Perception-Action-Learning System for Mobile Social-Service Robots using Deep Learning

This is the code for the paper

This code has been used in Robocup@Home2017 and won 1st Place in Social Standard Platform (SSPL) AUPAIR - https://www.robocup2017.org/file/awards/Awards_RoboCup_athome.pdf

Youtube link: https://goo.gl/Pxnf1n

If you find this code useful in your research, please cite: (will be available after Feb, 06, 2018)

  title={Perception-Action-Learning System for Mobile Social-Service Robots using Deep Learning},
  author={Lee, Beom-Jin and  Choi, Jinyoung and Lee, Chung-Yeon and Park, Kyung-Wha and Choi, Sungjun and Han, Cheolho and Han, Dong-Sig  and Baek, Christina and Emaase, Patrick and Zhang, Byoung-Tak },

Upgraded version of perception module is on: https://github.com/gliese581gg/IPSRO

PAL System Ver 1.0 (2017.11.18) by Beom-Jin Lee

  • UBUNTU 14.04 for ROS-INDIGO
  • After cloning this repository
-- download https://pjreddie.com/media/files/yolo.weights
-- put it into python_script/bin
-- download http://posefs1.perception.cs.cmu.edu/Users/ZheCao/pose_iter_440000.caffemodel
-- put it into python_script/pose_model/model/_trained_COCO
-- download http://posefs1.perception.cs.cmu.edu/Users/ZheCao/pose_iter_146000.caffemodel
-- put it in src/pose_model/model/_trained_MPI/
-- download https://www.dropbox.com/s/ae071mfm2qoyc8v/pose_model.pth?dl=0
-- put it in src/pose_model/
-- download http://cs.stanford.edu/people/jcjohns/densecap/densecap-pretrained-vgg16.t7.zip
-- unzip it
-- put unzipped file in src/captioning_model/data/models/densecap/

Install below from their websites.

  • NVIDIA driver 375.20
  • CUDA 8.0
  • CUDNN 5.1
  • Tensorflow r1.1

Install below.

  • Torch from http://torch.ch/docs/getting-started.html (choose 'yes' when installer asks something about path)

  • SpeechRecognition

    pip install SpeechRecognition
  • ROS indigo desktop full from http://blog.naver.com/gliese581gg/220645607537 or http://wiki.ros.org/indigo/Installation/Ubuntu

  • naoqi (add below to ~/.bashrc)

    export PYTHONPATH=${PYTHONPATH}:~/'YOUR_PATH'/naoqi/lib/python2.7/site-packages
  • sshpass

    apt-get install sshpass
  • others

    sudo apt-get install python-numpy python-scipy python-matplotlib ipython ipython-notebook python-pandas python-sympy python-nose
    pip install Cython
    sudo apt-get install libhdf5-dev libblas-dev liblapack-dev gfortran
    pip install h5py
    pip install keras
    darkflow (https://github.com/thtrieu/darkflow) (intall option 3)

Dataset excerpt
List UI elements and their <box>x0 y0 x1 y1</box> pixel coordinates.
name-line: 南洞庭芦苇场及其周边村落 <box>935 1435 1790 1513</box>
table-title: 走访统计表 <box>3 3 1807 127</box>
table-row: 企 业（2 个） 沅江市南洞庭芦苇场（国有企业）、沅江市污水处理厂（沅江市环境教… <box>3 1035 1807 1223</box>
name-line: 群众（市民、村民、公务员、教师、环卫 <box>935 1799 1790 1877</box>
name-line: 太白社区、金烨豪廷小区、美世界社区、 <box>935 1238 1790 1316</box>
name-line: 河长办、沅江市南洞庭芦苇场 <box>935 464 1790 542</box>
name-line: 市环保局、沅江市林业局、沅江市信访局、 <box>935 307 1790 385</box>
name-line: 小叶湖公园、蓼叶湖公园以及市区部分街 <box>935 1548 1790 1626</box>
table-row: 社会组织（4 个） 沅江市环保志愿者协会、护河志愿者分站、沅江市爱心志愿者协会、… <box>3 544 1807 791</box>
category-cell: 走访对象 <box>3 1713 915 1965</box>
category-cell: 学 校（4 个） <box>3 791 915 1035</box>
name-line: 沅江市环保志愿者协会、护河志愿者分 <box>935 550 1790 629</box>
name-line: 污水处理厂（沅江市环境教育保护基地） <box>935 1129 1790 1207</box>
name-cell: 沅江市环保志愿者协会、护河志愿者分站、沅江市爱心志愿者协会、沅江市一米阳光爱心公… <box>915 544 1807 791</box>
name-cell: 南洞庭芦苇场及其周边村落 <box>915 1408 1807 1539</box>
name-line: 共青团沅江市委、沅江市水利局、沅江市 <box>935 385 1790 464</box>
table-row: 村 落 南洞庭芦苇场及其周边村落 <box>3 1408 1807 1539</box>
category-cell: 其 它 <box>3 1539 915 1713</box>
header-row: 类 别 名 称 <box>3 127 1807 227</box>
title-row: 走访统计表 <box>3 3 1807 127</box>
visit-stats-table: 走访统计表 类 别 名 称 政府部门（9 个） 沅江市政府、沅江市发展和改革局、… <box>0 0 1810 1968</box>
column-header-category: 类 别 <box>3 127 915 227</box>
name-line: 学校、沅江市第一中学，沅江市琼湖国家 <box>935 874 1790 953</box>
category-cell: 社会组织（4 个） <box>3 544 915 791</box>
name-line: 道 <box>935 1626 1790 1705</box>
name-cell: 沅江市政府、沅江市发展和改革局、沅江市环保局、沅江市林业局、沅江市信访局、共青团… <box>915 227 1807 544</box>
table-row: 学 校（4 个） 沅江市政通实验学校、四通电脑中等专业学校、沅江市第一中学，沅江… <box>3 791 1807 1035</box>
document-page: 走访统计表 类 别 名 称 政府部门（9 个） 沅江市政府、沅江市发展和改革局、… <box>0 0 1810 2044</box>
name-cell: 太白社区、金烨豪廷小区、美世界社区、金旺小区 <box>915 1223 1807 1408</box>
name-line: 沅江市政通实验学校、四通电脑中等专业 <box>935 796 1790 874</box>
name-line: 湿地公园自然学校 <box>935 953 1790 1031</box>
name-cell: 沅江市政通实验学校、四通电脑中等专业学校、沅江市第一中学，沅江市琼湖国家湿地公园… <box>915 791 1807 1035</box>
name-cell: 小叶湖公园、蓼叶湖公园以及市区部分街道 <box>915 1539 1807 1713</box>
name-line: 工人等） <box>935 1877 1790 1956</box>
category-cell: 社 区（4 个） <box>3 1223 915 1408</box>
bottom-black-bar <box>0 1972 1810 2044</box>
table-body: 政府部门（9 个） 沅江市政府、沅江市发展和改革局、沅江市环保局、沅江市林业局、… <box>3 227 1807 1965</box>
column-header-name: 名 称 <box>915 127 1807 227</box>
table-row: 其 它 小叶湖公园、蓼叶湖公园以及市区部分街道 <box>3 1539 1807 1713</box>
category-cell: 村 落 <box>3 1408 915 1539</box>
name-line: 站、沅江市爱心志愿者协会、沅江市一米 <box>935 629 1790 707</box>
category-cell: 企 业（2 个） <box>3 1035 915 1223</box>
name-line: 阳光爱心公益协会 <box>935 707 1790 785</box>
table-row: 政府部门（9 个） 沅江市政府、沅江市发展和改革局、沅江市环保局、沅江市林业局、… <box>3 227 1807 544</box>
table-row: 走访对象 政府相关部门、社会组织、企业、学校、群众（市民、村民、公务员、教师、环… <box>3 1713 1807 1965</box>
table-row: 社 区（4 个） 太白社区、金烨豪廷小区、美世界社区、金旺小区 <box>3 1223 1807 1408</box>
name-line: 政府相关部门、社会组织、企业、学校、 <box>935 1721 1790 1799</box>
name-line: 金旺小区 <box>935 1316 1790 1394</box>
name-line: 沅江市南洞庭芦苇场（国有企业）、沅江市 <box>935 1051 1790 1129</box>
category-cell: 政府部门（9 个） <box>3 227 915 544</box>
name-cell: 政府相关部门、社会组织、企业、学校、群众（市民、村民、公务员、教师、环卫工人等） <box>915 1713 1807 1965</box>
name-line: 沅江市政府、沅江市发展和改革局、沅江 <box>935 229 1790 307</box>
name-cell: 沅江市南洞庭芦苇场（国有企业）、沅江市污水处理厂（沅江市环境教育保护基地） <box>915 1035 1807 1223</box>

DIRECTIONS:
A. Using the robotics code readme above, write out everything from "This code has" down to "Feb, 06, 2018)".
B. For each statement below, say yes or no according to the robotics code readme above, and quote the words that settle it.
(i) The code won first place in the Social Standard Platform league at Robocup@Home2017.
(ii) The setup targets Ubuntu 16.04.
(iii) The downloaded yolo.weights file goes into python_script/bin.

RESPONSES TO THE EXERCISE:
A.
This code has been used in Robocup@Home2017 and won 1st Place in Social Standard Platform (SSPL) AUPAIR - https://www.robocup2017.org/file/awards/Awards_RoboCup_athome.pdf

Youtube link: https://goo.gl/Pxnf1n

If you find this code useful in your research, please cite: (will be available after Feb, 06, 2018)

B.
(i) Yes: "won 1st Place in Social Standard Platform (SSPL)"
(ii) No: "UBUNTU 14.04 for ROS-INDIGO"
(iii) Yes: "put it into python_script/bin"